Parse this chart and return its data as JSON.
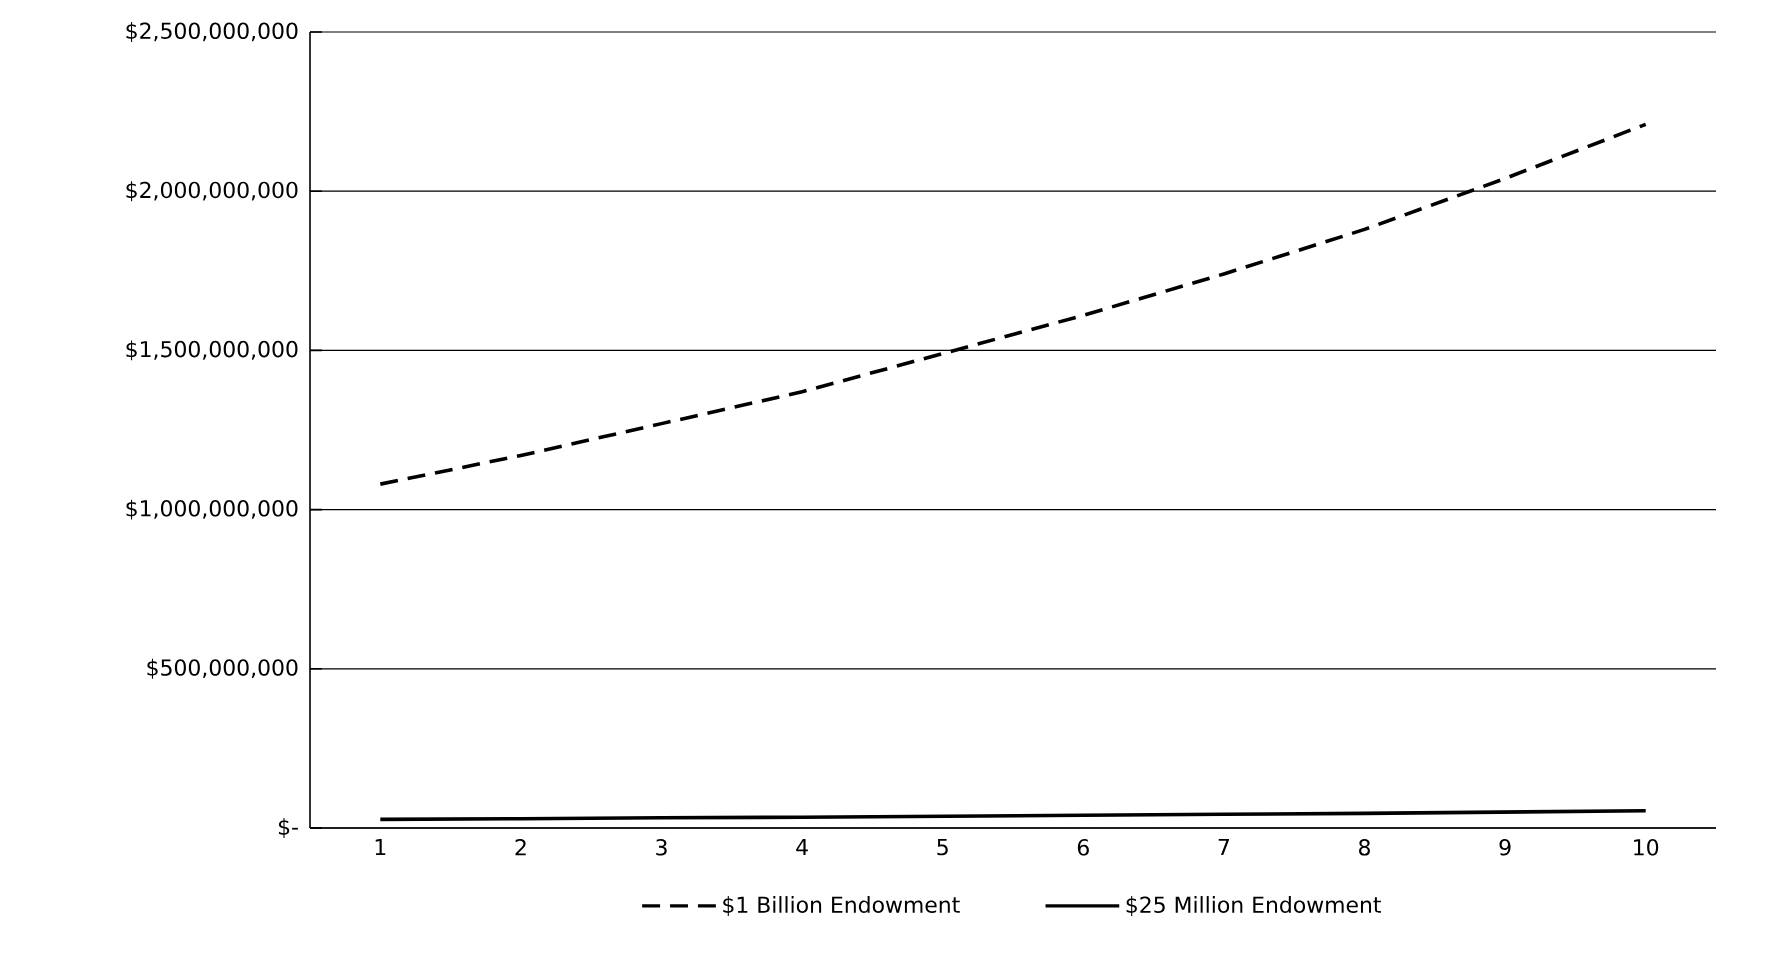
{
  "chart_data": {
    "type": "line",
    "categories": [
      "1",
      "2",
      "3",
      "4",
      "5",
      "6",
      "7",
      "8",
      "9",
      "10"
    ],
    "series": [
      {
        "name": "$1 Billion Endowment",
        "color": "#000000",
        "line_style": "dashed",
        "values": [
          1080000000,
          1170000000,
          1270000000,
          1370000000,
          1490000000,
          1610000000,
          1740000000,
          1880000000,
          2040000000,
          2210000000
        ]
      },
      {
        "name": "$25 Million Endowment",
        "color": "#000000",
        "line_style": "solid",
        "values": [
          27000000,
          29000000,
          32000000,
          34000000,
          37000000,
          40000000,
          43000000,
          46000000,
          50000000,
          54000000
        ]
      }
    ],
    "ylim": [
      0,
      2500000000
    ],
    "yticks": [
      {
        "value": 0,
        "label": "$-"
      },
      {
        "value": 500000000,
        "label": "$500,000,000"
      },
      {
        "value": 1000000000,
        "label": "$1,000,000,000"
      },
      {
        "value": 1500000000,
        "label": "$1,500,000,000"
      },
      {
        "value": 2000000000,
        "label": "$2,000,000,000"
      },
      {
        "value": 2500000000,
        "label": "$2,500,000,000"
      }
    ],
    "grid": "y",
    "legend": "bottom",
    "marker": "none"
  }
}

## The problem:
Return all lines containing "name".

## Right answer:
        "name": "$1 Billion Endowment",
        "name": "$25 Million Endowment",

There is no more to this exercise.